** START **
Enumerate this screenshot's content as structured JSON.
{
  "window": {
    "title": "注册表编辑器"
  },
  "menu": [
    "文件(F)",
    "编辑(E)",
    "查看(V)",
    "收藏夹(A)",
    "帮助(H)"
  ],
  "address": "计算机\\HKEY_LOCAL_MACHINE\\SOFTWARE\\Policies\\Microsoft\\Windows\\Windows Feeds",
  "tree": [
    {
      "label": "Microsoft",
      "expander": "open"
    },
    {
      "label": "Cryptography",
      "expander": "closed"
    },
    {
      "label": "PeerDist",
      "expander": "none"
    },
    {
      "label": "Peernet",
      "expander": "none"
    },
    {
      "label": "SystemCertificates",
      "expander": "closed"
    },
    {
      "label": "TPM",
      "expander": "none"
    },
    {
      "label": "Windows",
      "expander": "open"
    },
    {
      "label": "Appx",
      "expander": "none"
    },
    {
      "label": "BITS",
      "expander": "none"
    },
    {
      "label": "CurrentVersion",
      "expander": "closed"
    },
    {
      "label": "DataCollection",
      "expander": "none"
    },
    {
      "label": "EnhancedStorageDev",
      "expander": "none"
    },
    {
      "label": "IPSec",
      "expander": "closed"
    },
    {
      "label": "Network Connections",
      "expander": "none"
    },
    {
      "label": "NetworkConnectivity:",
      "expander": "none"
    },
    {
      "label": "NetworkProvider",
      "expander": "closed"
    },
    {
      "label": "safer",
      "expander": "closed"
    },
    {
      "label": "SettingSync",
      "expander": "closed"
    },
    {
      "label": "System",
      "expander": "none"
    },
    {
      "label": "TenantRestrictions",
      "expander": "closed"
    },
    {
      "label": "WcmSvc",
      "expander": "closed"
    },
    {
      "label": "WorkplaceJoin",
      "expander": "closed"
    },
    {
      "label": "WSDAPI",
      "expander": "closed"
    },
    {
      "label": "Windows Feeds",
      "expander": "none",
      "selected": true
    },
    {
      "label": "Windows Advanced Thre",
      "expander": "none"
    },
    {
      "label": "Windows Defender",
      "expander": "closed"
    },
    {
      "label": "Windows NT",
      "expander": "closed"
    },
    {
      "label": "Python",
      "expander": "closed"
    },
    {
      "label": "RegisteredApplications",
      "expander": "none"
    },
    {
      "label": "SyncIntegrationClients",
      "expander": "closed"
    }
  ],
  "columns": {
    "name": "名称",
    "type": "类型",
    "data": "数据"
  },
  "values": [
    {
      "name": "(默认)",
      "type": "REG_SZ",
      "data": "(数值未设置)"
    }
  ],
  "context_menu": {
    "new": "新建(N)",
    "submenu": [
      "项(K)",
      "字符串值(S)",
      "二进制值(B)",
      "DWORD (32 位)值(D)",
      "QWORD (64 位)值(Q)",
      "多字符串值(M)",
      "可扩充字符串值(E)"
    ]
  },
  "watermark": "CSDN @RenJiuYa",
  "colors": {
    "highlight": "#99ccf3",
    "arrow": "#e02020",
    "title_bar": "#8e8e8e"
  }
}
** END **
SHORT PROBLEM:
Return the whole listing exactly, with every line included.

FINAL RESULT:
Enumerate this screenshot's content as structured JSON.
{
  "window": {
    "title": "注册表编辑器"
  },
  "menu": [
    "文件(F)",
    "编辑(E)",
    "查看(V)",
    "收藏夹(A)",
    "帮助(H)"
  ],
  "address": "计算机\\HKEY_LOCAL_MACHINE\\SOFTWARE\\Policies\\Microsoft\\Windows\\Windows Feeds",
  "tree": [
    {
      "label": "Microsoft",
      "expander": "open"
    },
    {
      "label": "Cryptography",
      "expander": "closed"
    },
    {
      "label": "PeerDist",
      "expander": "none"
    },
    {
      "label": "Peernet",
      "expander": "none"
    },
    {
      "label": "SystemCertificates",
      "expander": "closed"
    },
    {
      "label": "TPM",
      "expander": "none"
    },
    {
      "label": "Windows",
      "expander": "open"
    },
    {
      "label": "Appx",
      "expander": "none"
    },
    {
      "label": "BITS",
      "expander": "none"
    },
    {
      "label": "CurrentVersion",
      "expander": "closed"
    },
    {
      "label": "DataCollection",
      "expander": "none"
    },
    {
      "label": "EnhancedStorageDev",
      "expander": "none"
    },
    {
      "label": "IPSec",
      "expander": "closed"
    },
    {
      "label": "Network Connections",
      "expander": "none"
    },
    {
      "label": "NetworkConnectivity:",
      "expander": "none"
    },
    {
      "label": "NetworkProvider",
      "expander": "closed"
    },
    {
      "label": "safer",
      "expander": "closed"
    },
    {
      "label": "SettingSync",
      "expander": "closed"
    },
    {
      "label": "System",
      "expander": "none"
    },
    {
      "label": "TenantRestrictions",
      "expander": "closed"
    },
    {
      "label": "WcmSvc",
      "expander": "closed"
    },
    {
      "label": "WorkplaceJoin",
      "expander": "closed"
    },
    {
      "label": "WSDAPI",
      "expander": "closed"
    },
    {
      "label": "Windows Feeds",
      "expander": "none",
      "selected": true
    },
    {
      "label": "Windows Advanced Thre",
      "expander": "none"
    },
    {
      "label": "Windows Defender",
      "expander": "closed"
    },
    {
      "label": "Windows NT",
      "expander": "closed"
    },
    {
      "label": "Python",
      "expander": "closed"
    },
    {
      "label": "RegisteredApplications",
      "expander": "none"
    },
    {
      "label": "SyncIntegrationClients",
      "expander": "closed"
    }
  ],
  "columns": {
    "name": "名称",
    "type": "类型",
    "data": "数据"
  },
  "values": [
    {
      "name": "(默认)",
      "type": "REG_SZ",
      "data": "(数值未设置)"
    }
  ],
  "context_menu": {
    "new": "新建(N)",
    "submenu": [
      "项(K)",
      "字符串值(S)",
      "二进制值(B)",
      "DWORD (32 位)值(D)",
      "QWORD (64 位)值(Q)",
      "多字符串值(M)",
      "可扩充字符串值(E)"
    ]
  },
  "watermark": "CSDN @RenJiuYa",
  "colors": {
    "highlight": "#99ccf3",
    "arrow": "#e02020",
    "title_bar": "#8e8e8e"
  }
}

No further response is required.